> _Task statement_
Reproduce the lines of the material exactly, excluding every image.

┄┄┄┄┄┄

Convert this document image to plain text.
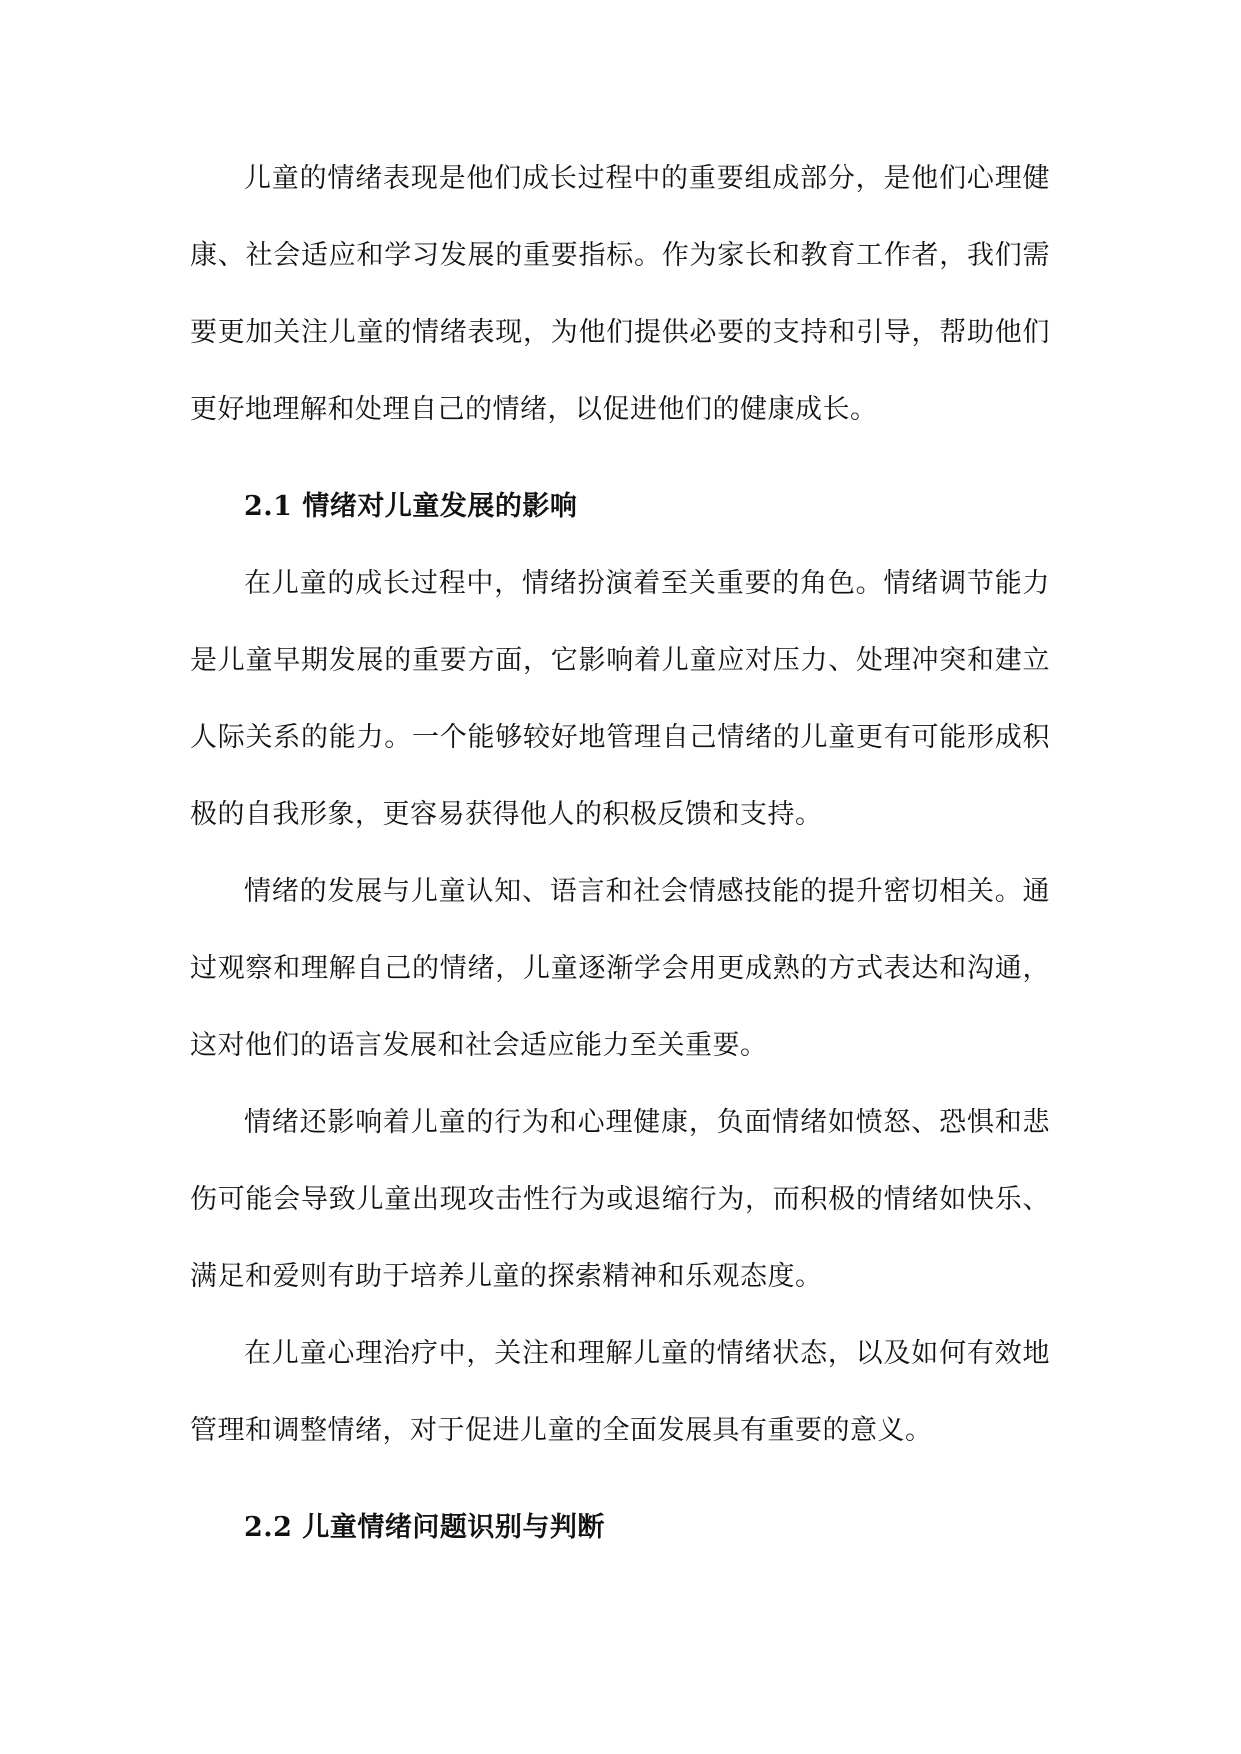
儿童的情绪表现是他们成长过程中的重要组成部分，是他们心理健康、社会适应和学习发展的重要指标。作为家长和教育工作者，我们需要更加关注儿童的情绪表现，为他们提供必要的支持和引导，帮助他们更好地理解和处理自己的情绪，以促进他们的健康成长。

2.1 情绪对儿童发展的影响

在儿童的成长过程中，情绪扮演着至关重要的角色。情绪调节能力是儿童早期发展的重要方面，它影响着儿童应对压力、处理冲突和建立人际关系的能力。一个能够较好地管理自己情绪的儿童更有可能形成积极的自我形象，更容易获得他人的积极反馈和支持。

情绪的发展与儿童认知、语言和社会情感技能的提升密切相关。通过观察和理解自己的情绪，儿童逐渐学会用更成熟的方式表达和沟通，这对他们的语言发展和社会适应能力至关重要。

情绪还影响着儿童的行为和心理健康，负面情绪如愤怒、恐惧和悲伤可能会导致儿童出现攻击性行为或退缩行为，而积极的情绪如快乐、满足和爱则有助于培养儿童的探索精神和乐观态度。

在儿童心理治疗中，关注和理解儿童的情绪状态，以及如何有效地管理和调整情绪，对于促进儿童的全面发展具有重要的意义。

2.2 儿童情绪问题识别与判断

┄┄┄┄┄┄

> _Correct response_
Convert this document image to plain text.
儿童的情绪表现是他们成长过程中的重要组成部分，是他们心理健康、社会适应和学习发展的重要指标。作为家长和教育工作者，我们需要更加关注儿童的情绪表现，为他们提供必要的支持和引导，帮助他们更好地理解和处理自己的情绪，以促进他们的健康成长。

2.1 情绪对儿童发展的影响

在儿童的成长过程中，情绪扮演着至关重要的角色。情绪调节能力是儿童早期发展的重要方面，它影响着儿童应对压力、处理冲突和建立人际关系的能力。一个能够较好地管理自己情绪的儿童更有可能形成积极的自我形象，更容易获得他人的积极反馈和支持。

情绪的发展与儿童认知、语言和社会情感技能的提升密切相关。通过观察和理解自己的情绪，儿童逐渐学会用更成熟的方式表达和沟通，这对他们的语言发展和社会适应能力至关重要。

情绪还影响着儿童的行为和心理健康，负面情绪如愤怒、恐惧和悲伤可能会导致儿童出现攻击性行为或退缩行为，而积极的情绪如快乐、满足和爱则有助于培养儿童的探索精神和乐观态度。

在儿童心理治疗中，关注和理解儿童的情绪状态，以及如何有效地管理和调整情绪，对于促进儿童的全面发展具有重要的意义。

2.2 儿童情绪问题识别与判断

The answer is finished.